(Rows from a figure dataset)
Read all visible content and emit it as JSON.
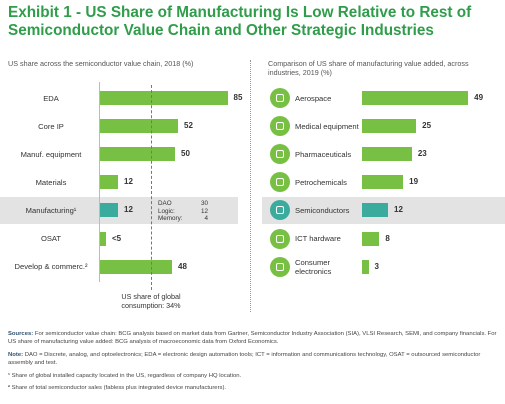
{
  "title": "Exhibit 1 - US Share of Manufacturing Is Low Relative to Rest of Semiconductor Value Chain and Other Strategic Industries",
  "chart_data": [
    {
      "type": "bar",
      "orientation": "horizontal",
      "subtitle": "US share across the semiconductor value chain, 2018 (%)",
      "categories": [
        "EDA",
        "Core IP",
        "Manuf. equipment",
        "Materials",
        "Manufacturing¹",
        "OSAT",
        "Develop & commerc.²"
      ],
      "values": [
        85,
        52,
        50,
        12,
        12,
        4,
        48
      ],
      "value_labels": [
        "85",
        "52",
        "50",
        "12",
        "12",
        "<5",
        "48"
      ],
      "color": "#78c043",
      "highlight_color": "#3aab9c",
      "highlight": 4,
      "xlim": [
        0,
        100
      ],
      "breakdown": [
        {
          "label": "DAO",
          "value": 30
        },
        {
          "label": "Logic:",
          "value": 12
        },
        {
          "label": "Memory:",
          "value": 4
        }
      ],
      "reference": {
        "value": 34,
        "label": "US share of global consumption: 34%"
      }
    },
    {
      "type": "bar",
      "orientation": "horizontal",
      "subtitle": "Comparison of US share of manufacturing value added, across industries, 2019 (%)",
      "categories": [
        "Aerospace",
        "Medical equipment",
        "Pharmaceuticals",
        "Petrochemicals",
        "Semiconductors",
        "ICT hardware",
        "Consumer electronics"
      ],
      "values": [
        49,
        25,
        23,
        19,
        12,
        8,
        3
      ],
      "color": "#78c043",
      "highlight_color": "#3aab9c",
      "highlight": 4,
      "xlim": [
        0,
        60
      ]
    }
  ],
  "footnotes": [
    {
      "label": "Sources:",
      "text": "For semiconductor value chain: BCG analysis based on market data from Gartner, Semiconductor Industry Association (SIA), VLSI Research, SEMI, and company financials. For US share of manufacturing value added: BCG analysis of macroeconomic data from Oxford Economics."
    },
    {
      "label": "Note:",
      "text": "DAO = Discrete, analog, and optoelectronics; EDA = electronic design automation tools; ICT = information and communications technology, OSAT = outsourced semiconductor assembly and test."
    },
    {
      "label": "¹",
      "text": "Share of global installed capacity located in the US, regardless of company HQ location."
    },
    {
      "label": "²",
      "text": "Share of total semiconductor sales (fabless plus integrated device manufacturers)."
    }
  ]
}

Exercise brief:
Read the entries and pick out all lines that include the word "across".

Expected output:
      "subtitle": "US share across the semiconductor value chain, 2018 (%)",
      "subtitle": "Comparison of US share of manufacturing value added, across industries, 2019 (%)",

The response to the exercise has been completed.